> [STORED DATA]
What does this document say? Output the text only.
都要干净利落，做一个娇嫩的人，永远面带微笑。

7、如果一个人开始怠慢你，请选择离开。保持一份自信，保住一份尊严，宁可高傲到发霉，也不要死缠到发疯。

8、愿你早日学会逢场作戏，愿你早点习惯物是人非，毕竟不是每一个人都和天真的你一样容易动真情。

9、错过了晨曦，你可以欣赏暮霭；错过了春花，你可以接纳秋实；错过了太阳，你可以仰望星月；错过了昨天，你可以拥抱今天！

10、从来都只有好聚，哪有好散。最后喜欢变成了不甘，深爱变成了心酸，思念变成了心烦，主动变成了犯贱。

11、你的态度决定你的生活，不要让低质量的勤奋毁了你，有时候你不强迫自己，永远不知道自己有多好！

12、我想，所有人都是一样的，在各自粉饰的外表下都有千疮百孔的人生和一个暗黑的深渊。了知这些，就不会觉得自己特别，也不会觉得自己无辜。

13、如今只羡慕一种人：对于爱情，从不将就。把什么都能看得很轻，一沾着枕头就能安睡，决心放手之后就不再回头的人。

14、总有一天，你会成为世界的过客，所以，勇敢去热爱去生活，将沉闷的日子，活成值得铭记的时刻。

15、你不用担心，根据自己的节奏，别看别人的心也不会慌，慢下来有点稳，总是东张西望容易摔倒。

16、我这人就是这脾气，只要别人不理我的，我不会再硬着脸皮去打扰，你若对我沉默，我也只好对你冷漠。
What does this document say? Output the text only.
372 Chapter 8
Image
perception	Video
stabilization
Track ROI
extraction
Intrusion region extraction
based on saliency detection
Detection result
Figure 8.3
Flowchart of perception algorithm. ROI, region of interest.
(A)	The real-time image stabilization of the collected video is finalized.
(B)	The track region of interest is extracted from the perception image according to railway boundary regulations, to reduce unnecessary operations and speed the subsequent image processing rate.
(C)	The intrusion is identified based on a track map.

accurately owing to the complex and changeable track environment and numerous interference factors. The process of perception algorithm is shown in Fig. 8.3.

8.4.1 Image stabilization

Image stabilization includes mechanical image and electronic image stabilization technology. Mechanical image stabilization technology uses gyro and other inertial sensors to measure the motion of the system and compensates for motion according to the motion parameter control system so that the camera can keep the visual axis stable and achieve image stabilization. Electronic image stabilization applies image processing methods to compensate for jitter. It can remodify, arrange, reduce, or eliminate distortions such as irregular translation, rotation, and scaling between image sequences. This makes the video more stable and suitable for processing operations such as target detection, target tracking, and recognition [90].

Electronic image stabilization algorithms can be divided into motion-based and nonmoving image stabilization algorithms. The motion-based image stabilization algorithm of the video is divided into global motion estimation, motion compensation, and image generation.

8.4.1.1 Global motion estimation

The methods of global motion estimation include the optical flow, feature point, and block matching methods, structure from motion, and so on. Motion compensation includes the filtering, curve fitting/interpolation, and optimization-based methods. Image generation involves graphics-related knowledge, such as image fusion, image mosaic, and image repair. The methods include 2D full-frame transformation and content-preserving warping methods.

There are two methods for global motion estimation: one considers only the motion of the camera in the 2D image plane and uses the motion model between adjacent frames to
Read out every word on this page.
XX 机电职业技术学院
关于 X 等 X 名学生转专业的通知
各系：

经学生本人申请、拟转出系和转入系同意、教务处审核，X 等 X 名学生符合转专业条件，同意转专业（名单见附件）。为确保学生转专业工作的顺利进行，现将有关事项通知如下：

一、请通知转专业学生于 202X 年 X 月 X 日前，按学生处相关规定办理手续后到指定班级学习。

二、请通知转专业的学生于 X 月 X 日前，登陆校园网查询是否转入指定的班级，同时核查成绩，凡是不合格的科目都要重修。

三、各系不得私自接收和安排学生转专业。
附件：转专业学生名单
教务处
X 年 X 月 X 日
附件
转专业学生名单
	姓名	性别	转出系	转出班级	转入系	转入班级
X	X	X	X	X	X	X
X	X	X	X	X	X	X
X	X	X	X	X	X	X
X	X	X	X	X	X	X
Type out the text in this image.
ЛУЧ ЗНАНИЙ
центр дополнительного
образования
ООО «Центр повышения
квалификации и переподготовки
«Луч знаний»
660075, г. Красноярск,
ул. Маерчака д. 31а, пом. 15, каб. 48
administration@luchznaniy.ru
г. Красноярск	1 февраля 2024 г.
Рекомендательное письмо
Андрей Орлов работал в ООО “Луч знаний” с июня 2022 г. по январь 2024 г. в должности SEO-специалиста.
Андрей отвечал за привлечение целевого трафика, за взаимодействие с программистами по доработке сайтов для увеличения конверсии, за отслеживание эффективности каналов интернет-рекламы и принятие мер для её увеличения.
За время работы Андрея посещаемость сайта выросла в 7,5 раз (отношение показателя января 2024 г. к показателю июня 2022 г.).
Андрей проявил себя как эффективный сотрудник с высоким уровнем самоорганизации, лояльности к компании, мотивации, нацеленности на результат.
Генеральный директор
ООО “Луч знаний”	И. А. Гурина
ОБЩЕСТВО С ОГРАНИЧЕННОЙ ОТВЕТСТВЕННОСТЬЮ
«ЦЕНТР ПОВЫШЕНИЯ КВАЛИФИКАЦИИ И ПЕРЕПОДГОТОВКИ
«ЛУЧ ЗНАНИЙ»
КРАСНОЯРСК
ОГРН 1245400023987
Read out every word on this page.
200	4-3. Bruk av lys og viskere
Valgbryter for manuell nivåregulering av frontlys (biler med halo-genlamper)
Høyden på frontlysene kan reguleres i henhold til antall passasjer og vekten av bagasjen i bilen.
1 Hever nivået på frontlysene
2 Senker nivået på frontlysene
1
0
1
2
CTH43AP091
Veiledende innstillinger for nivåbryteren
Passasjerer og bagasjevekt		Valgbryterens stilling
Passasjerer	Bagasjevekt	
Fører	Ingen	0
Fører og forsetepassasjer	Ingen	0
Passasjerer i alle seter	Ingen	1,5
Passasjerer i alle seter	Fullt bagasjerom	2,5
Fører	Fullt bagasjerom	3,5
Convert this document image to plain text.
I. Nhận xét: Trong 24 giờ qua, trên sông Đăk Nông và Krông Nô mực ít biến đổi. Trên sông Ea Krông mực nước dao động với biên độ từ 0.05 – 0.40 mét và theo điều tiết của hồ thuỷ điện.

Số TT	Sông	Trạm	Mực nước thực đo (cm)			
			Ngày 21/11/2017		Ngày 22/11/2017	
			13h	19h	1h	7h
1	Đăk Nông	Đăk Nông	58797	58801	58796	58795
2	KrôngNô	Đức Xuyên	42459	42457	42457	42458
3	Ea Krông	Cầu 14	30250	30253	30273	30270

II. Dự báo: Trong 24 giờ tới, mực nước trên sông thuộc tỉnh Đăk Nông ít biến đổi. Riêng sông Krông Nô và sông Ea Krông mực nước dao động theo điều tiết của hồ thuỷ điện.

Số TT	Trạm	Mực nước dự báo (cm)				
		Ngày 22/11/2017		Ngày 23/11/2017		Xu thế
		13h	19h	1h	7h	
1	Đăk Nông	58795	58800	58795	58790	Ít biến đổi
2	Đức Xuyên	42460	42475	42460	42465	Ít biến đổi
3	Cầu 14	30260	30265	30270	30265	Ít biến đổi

> [GIVEN EXERCISE]
Go through the data above and find the lines with the word "theo". Copy each of those lines.

> [EXERCISE SOLUTION]
I. Nhận xét: Trong 24 giờ qua, trên sông Đăk Nông và Krông Nô mực ít biến đổi. Trên sông Ea Krông mực nước dao động với biên độ từ 0.05 – 0.40 mét và theo điều tiết của hồ thuỷ điện.
II. Dự báo: Trong 24 giờ tới, mực nước trên sông thuộc tỉnh Đăk Nông ít biến đổi. Riêng sông Krông Nô và sông Ea Krông mực nước dao động theo điều tiết của hồ thuỷ điện.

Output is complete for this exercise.